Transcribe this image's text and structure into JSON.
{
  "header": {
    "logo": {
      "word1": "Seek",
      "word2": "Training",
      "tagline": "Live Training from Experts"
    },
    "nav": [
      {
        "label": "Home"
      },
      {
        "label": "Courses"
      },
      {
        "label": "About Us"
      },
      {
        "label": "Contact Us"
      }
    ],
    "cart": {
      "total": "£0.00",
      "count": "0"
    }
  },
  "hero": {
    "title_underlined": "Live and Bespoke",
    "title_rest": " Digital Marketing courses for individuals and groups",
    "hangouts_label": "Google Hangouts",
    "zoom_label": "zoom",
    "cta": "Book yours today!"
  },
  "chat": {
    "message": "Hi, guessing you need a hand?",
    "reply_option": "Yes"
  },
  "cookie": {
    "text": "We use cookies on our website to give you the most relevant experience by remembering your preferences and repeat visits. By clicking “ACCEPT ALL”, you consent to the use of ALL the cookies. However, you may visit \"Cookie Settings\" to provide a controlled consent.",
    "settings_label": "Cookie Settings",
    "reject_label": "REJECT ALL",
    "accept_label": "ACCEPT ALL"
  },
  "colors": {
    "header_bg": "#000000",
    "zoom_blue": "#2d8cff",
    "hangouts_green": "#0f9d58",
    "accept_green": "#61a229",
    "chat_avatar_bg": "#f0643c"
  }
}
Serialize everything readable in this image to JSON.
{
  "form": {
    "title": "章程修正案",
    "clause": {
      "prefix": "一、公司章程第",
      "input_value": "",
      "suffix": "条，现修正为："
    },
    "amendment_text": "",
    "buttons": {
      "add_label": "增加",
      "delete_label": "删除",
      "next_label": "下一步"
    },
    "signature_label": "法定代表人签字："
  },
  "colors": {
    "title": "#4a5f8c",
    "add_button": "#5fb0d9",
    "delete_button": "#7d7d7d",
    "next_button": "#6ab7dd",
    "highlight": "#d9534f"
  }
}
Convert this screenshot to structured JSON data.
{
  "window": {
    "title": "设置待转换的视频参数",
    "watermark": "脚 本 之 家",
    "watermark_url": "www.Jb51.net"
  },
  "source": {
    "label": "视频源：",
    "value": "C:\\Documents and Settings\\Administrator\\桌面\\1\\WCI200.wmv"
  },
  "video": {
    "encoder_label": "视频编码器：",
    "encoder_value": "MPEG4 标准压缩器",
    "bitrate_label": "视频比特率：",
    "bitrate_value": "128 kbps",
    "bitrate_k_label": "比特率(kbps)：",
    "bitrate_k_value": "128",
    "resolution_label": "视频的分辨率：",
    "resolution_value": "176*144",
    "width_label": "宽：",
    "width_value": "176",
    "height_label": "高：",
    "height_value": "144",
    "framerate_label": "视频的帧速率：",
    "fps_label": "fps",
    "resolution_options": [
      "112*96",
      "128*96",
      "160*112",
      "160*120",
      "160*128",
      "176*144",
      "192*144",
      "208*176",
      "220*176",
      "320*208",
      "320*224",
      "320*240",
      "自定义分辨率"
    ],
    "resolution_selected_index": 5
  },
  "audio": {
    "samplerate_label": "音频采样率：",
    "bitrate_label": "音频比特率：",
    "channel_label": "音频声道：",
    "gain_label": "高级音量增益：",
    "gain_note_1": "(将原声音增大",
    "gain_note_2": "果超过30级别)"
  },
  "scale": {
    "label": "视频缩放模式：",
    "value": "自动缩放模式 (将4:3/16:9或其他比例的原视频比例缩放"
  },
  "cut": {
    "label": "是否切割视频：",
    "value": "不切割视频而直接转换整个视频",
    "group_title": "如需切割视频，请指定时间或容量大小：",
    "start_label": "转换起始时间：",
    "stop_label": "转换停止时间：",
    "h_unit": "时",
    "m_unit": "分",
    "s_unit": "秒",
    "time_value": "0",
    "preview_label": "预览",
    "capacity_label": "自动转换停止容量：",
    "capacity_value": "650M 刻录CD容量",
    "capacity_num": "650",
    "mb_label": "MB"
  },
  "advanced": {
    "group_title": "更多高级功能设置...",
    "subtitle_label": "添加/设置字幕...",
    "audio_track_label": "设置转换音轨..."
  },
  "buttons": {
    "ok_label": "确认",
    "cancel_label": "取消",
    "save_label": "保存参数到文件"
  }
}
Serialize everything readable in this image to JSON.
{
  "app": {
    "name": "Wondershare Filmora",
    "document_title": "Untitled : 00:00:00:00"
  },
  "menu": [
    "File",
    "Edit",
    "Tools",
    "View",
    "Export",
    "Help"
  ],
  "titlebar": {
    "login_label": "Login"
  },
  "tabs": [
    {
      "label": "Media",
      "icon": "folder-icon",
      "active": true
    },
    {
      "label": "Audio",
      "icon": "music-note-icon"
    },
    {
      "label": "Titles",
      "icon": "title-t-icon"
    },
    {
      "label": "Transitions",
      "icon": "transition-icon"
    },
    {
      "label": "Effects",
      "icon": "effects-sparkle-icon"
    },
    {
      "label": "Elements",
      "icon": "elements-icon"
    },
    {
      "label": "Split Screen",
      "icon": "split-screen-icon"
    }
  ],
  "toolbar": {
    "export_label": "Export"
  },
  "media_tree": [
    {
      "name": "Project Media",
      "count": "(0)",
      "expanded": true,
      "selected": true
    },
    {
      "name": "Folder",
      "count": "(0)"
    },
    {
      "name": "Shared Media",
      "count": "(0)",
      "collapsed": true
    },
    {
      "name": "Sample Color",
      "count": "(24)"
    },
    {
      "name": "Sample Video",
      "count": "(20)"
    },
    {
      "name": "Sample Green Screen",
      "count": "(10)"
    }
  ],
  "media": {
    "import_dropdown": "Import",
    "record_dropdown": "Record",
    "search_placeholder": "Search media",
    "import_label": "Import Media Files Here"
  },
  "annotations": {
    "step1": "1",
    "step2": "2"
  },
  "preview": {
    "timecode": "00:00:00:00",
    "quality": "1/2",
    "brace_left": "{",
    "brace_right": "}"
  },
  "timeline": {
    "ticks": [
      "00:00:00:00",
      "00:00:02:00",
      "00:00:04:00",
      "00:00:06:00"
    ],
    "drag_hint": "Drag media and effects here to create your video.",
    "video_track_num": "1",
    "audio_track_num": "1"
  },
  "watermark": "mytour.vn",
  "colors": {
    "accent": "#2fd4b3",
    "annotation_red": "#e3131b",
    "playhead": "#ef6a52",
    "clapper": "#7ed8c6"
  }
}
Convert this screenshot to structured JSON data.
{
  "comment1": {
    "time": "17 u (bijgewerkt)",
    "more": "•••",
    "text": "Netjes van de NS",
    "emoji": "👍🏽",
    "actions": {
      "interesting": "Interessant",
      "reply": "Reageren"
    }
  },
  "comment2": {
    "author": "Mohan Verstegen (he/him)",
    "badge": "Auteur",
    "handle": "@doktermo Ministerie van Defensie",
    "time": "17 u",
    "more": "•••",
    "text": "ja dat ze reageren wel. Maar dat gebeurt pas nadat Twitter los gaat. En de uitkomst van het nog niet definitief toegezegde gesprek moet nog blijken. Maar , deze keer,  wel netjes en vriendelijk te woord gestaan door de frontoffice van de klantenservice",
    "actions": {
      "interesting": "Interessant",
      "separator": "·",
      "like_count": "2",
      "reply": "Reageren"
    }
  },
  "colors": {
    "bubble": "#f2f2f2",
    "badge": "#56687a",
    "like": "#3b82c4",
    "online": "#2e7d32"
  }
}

__________________________________________________

## Short problem
The answer is a single number, the count of lines in the records that contain the string "Settings".

## The output
3